Aim: Transcribe all the records exactly and omit any images they hold.

[Entries taken from a collection]

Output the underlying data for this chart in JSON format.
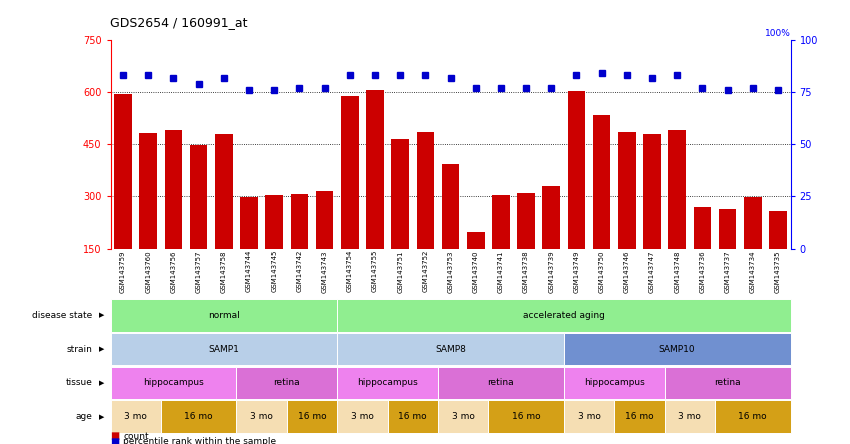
{
  "title": "GDS2654 / 160991_at",
  "samples": [
    "GSM143759",
    "GSM143760",
    "GSM143756",
    "GSM143757",
    "GSM143758",
    "GSM143744",
    "GSM143745",
    "GSM143742",
    "GSM143743",
    "GSM143754",
    "GSM143755",
    "GSM143751",
    "GSM143752",
    "GSM143753",
    "GSM143740",
    "GSM143741",
    "GSM143738",
    "GSM143739",
    "GSM143749",
    "GSM143750",
    "GSM143746",
    "GSM143747",
    "GSM143748",
    "GSM143736",
    "GSM143737",
    "GSM143734",
    "GSM143735"
  ],
  "counts": [
    596,
    483,
    492,
    447,
    481,
    298,
    303,
    307,
    315,
    588,
    607,
    465,
    486,
    393,
    198,
    304,
    310,
    330,
    604,
    534,
    486,
    480,
    492,
    270,
    265,
    298,
    258
  ],
  "percentile": [
    83,
    83,
    82,
    79,
    82,
    76,
    76,
    77,
    77,
    83,
    83,
    83,
    83,
    82,
    77,
    77,
    77,
    77,
    83,
    84,
    83,
    82,
    83,
    77,
    76,
    77,
    76
  ],
  "bar_color": "#cc0000",
  "dot_color": "#0000cc",
  "ylim_left": [
    150,
    750
  ],
  "yticks_left": [
    150,
    300,
    450,
    600,
    750
  ],
  "ylim_right": [
    0,
    100
  ],
  "yticks_right": [
    0,
    25,
    50,
    75,
    100
  ],
  "color_normal": "#90ee90",
  "color_accel_aging": "#90ee90",
  "color_samp1": "#b8cfe8",
  "color_samp8": "#b8cfe8",
  "color_samp10": "#7090d0",
  "color_hippo": "#ee82ee",
  "color_retina": "#da70d6",
  "color_age_3mo": "#f5deb3",
  "color_age_16mo": "#d4a017",
  "disease_segs": [
    {
      "start": 0,
      "end": 9,
      "color": "#90ee90",
      "label": "normal"
    },
    {
      "start": 9,
      "end": 27,
      "color": "#90ee90",
      "label": "accelerated aging"
    }
  ],
  "strain_segs": [
    {
      "start": 0,
      "end": 9,
      "color": "#b8cfe8",
      "label": "SAMP1"
    },
    {
      "start": 9,
      "end": 18,
      "color": "#b8cfe8",
      "label": "SAMP8"
    },
    {
      "start": 18,
      "end": 27,
      "color": "#7090d0",
      "label": "SAMP10"
    }
  ],
  "tissue_segs": [
    {
      "start": 0,
      "end": 5,
      "color": "#ee82ee",
      "label": "hippocampus"
    },
    {
      "start": 5,
      "end": 9,
      "color": "#da70d6",
      "label": "retina"
    },
    {
      "start": 9,
      "end": 13,
      "color": "#ee82ee",
      "label": "hippocampus"
    },
    {
      "start": 13,
      "end": 18,
      "color": "#da70d6",
      "label": "retina"
    },
    {
      "start": 18,
      "end": 22,
      "color": "#ee82ee",
      "label": "hippocampus"
    },
    {
      "start": 22,
      "end": 27,
      "color": "#da70d6",
      "label": "retina"
    }
  ],
  "age_segs": [
    {
      "start": 0,
      "end": 2,
      "color": "#f5deb3",
      "label": "3 mo"
    },
    {
      "start": 2,
      "end": 5,
      "color": "#d4a017",
      "label": "16 mo"
    },
    {
      "start": 5,
      "end": 7,
      "color": "#f5deb3",
      "label": "3 mo"
    },
    {
      "start": 7,
      "end": 9,
      "color": "#d4a017",
      "label": "16 mo"
    },
    {
      "start": 9,
      "end": 11,
      "color": "#f5deb3",
      "label": "3 mo"
    },
    {
      "start": 11,
      "end": 13,
      "color": "#d4a017",
      "label": "16 mo"
    },
    {
      "start": 13,
      "end": 15,
      "color": "#f5deb3",
      "label": "3 mo"
    },
    {
      "start": 15,
      "end": 18,
      "color": "#d4a017",
      "label": "16 mo"
    },
    {
      "start": 18,
      "end": 20,
      "color": "#f5deb3",
      "label": "3 mo"
    },
    {
      "start": 20,
      "end": 22,
      "color": "#d4a017",
      "label": "16 mo"
    },
    {
      "start": 22,
      "end": 24,
      "color": "#f5deb3",
      "label": "3 mo"
    },
    {
      "start": 24,
      "end": 27,
      "color": "#d4a017",
      "label": "16 mo"
    }
  ],
  "row_labels": [
    "disease state",
    "strain",
    "tissue",
    "age"
  ],
  "n_samples": 27
}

Solution to the exercise:
Output the underlying data for this chart in JSON format.
{
  "title": "GDS2654 / 160991_at",
  "samples": [
    "GSM143759",
    "GSM143760",
    "GSM143756",
    "GSM143757",
    "GSM143758",
    "GSM143744",
    "GSM143745",
    "GSM143742",
    "GSM143743",
    "GSM143754",
    "GSM143755",
    "GSM143751",
    "GSM143752",
    "GSM143753",
    "GSM143740",
    "GSM143741",
    "GSM143738",
    "GSM143739",
    "GSM143749",
    "GSM143750",
    "GSM143746",
    "GSM143747",
    "GSM143748",
    "GSM143736",
    "GSM143737",
    "GSM143734",
    "GSM143735"
  ],
  "counts": [
    596,
    483,
    492,
    447,
    481,
    298,
    303,
    307,
    315,
    588,
    607,
    465,
    486,
    393,
    198,
    304,
    310,
    330,
    604,
    534,
    486,
    480,
    492,
    270,
    265,
    298,
    258
  ],
  "percentile": [
    83,
    83,
    82,
    79,
    82,
    76,
    76,
    77,
    77,
    83,
    83,
    83,
    83,
    82,
    77,
    77,
    77,
    77,
    83,
    84,
    83,
    82,
    83,
    77,
    76,
    77,
    76
  ],
  "bar_color": "#cc0000",
  "dot_color": "#0000cc",
  "ylim_left": [
    150,
    750
  ],
  "yticks_left": [
    150,
    300,
    450,
    600,
    750
  ],
  "ylim_right": [
    0,
    100
  ],
  "yticks_right": [
    0,
    25,
    50,
    75,
    100
  ],
  "color_normal": "#90ee90",
  "color_accel_aging": "#90ee90",
  "color_samp1": "#b8cfe8",
  "color_samp8": "#b8cfe8",
  "color_samp10": "#7090d0",
  "color_hippo": "#ee82ee",
  "color_retina": "#da70d6",
  "color_age_3mo": "#f5deb3",
  "color_age_16mo": "#d4a017",
  "disease_segs": [
    {
      "start": 0,
      "end": 9,
      "color": "#90ee90",
      "label": "normal"
    },
    {
      "start": 9,
      "end": 27,
      "color": "#90ee90",
      "label": "accelerated aging"
    }
  ],
  "strain_segs": [
    {
      "start": 0,
      "end": 9,
      "color": "#b8cfe8",
      "label": "SAMP1"
    },
    {
      "start": 9,
      "end": 18,
      "color": "#b8cfe8",
      "label": "SAMP8"
    },
    {
      "start": 18,
      "end": 27,
      "color": "#7090d0",
      "label": "SAMP10"
    }
  ],
  "tissue_segs": [
    {
      "start": 0,
      "end": 5,
      "color": "#ee82ee",
      "label": "hippocampus"
    },
    {
      "start": 5,
      "end": 9,
      "color": "#da70d6",
      "label": "retina"
    },
    {
      "start": 9,
      "end": 13,
      "color": "#ee82ee",
      "label": "hippocampus"
    },
    {
      "start": 13,
      "end": 18,
      "color": "#da70d6",
      "label": "retina"
    },
    {
      "start": 18,
      "end": 22,
      "color": "#ee82ee",
      "label": "hippocampus"
    },
    {
      "start": 22,
      "end": 27,
      "color": "#da70d6",
      "label": "retina"
    }
  ],
  "age_segs": [
    {
      "start": 0,
      "end": 2,
      "color": "#f5deb3",
      "label": "3 mo"
    },
    {
      "start": 2,
      "end": 5,
      "color": "#d4a017",
      "label": "16 mo"
    },
    {
      "start": 5,
      "end": 7,
      "color": "#f5deb3",
      "label": "3 mo"
    },
    {
      "start": 7,
      "end": 9,
      "color": "#d4a017",
      "label": "16 mo"
    },
    {
      "start": 9,
      "end": 11,
      "color": "#f5deb3",
      "label": "3 mo"
    },
    {
      "start": 11,
      "end": 13,
      "color": "#d4a017",
      "label": "16 mo"
    },
    {
      "start": 13,
      "end": 15,
      "color": "#f5deb3",
      "label": "3 mo"
    },
    {
      "start": 15,
      "end": 18,
      "color": "#d4a017",
      "label": "16 mo"
    },
    {
      "start": 18,
      "end": 20,
      "color": "#f5deb3",
      "label": "3 mo"
    },
    {
      "start": 20,
      "end": 22,
      "color": "#d4a017",
      "label": "16 mo"
    },
    {
      "start": 22,
      "end": 24,
      "color": "#f5deb3",
      "label": "3 mo"
    },
    {
      "start": 24,
      "end": 27,
      "color": "#d4a017",
      "label": "16 mo"
    }
  ],
  "row_labels": [
    "disease state",
    "strain",
    "tissue",
    "age"
  ],
  "n_samples": 27
}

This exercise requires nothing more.